A block of data
## begin

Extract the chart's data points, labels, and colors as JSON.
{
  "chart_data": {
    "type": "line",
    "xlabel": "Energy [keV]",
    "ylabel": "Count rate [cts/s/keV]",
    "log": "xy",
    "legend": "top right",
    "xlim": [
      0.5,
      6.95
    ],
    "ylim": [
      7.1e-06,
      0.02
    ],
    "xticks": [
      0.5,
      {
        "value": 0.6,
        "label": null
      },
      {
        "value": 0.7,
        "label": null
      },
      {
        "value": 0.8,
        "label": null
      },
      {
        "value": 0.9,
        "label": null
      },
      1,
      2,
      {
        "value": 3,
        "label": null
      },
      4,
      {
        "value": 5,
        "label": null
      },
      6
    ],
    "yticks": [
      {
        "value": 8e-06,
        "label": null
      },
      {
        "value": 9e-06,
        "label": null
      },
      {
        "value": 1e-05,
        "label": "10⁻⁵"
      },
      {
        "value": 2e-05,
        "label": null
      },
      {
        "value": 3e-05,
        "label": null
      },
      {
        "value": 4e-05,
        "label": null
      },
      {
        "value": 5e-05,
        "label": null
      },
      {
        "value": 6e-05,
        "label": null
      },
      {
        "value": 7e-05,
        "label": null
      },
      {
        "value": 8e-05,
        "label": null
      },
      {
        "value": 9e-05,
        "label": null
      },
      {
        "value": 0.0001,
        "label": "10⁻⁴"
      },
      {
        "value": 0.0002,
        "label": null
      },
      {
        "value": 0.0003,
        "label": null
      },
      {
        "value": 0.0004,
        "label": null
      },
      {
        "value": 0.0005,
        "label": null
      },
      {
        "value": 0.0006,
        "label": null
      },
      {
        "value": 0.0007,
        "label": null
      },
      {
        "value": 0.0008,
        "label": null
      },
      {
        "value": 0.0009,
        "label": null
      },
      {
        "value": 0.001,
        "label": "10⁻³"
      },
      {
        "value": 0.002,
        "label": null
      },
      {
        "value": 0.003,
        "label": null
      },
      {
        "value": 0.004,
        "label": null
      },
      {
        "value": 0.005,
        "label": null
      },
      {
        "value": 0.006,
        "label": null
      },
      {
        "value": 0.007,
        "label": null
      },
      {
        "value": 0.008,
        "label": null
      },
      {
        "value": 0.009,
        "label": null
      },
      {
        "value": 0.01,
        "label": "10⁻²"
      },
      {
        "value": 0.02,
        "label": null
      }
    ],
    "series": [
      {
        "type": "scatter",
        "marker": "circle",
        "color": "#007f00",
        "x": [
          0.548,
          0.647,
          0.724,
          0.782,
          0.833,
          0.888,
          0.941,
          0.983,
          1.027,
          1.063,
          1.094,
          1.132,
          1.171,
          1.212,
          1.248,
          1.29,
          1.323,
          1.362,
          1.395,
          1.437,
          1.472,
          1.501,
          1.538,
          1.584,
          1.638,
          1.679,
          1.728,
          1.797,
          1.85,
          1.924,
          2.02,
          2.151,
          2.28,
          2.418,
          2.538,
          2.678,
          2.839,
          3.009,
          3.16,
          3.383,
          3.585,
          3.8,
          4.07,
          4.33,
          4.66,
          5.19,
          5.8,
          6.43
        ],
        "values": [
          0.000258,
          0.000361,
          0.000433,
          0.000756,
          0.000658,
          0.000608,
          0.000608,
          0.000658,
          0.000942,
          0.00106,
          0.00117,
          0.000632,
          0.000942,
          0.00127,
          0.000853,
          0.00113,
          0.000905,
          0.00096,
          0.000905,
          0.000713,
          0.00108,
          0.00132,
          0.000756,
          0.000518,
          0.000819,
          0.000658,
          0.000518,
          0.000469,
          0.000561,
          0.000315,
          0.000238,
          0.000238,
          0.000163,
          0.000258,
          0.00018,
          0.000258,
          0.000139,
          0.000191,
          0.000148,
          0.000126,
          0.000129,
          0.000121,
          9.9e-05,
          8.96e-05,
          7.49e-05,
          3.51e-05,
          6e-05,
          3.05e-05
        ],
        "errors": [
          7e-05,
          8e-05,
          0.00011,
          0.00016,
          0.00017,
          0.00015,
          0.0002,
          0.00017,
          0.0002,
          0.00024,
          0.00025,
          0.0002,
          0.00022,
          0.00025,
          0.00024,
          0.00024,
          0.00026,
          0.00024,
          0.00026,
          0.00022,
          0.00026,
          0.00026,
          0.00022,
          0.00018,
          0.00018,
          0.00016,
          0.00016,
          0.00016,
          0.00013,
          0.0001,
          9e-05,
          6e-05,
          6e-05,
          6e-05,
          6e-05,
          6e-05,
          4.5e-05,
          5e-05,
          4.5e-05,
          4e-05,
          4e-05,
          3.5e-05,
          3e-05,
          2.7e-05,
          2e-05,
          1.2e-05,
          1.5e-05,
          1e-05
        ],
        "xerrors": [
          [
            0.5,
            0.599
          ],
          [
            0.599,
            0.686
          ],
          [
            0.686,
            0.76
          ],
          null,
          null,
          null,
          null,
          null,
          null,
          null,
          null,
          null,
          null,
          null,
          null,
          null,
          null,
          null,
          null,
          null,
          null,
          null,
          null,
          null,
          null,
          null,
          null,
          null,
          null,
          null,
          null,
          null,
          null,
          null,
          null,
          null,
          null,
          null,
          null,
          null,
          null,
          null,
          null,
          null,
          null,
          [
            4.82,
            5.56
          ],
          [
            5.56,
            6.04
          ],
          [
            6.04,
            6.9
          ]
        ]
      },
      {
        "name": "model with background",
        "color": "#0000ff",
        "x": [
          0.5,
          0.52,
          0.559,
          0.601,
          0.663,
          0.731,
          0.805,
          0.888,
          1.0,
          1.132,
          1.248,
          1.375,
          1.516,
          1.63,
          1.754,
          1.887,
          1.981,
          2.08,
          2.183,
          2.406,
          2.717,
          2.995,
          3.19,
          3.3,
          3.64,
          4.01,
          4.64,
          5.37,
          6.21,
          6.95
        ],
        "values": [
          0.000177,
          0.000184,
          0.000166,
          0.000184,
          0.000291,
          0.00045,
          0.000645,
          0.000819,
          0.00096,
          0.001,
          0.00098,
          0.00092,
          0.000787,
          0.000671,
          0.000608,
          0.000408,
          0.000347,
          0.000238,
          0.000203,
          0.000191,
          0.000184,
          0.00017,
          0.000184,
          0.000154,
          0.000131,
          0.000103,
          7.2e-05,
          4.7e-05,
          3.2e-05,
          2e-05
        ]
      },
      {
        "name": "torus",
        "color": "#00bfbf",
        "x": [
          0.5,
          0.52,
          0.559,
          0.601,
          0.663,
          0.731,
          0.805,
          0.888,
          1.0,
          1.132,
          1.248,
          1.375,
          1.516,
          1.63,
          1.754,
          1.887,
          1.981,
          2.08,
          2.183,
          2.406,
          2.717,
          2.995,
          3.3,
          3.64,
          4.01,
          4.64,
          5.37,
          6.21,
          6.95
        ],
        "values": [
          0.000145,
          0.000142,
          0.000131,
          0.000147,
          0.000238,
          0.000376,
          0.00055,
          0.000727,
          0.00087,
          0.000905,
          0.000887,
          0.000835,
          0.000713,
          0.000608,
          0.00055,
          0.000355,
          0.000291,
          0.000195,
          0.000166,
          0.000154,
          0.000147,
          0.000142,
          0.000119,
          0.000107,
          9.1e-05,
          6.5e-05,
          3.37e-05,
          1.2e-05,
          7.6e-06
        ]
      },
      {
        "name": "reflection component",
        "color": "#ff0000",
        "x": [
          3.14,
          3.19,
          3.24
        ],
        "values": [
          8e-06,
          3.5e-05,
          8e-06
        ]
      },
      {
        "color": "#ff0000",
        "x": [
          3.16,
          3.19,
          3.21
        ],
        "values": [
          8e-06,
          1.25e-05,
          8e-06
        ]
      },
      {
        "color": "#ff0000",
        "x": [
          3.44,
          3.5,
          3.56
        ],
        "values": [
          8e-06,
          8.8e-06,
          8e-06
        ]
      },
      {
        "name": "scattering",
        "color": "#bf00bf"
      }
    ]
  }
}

## end

__Prompt__: For the entries shown above, give the number of lines that include the word "name", without any other text.

__Result of this task__: 4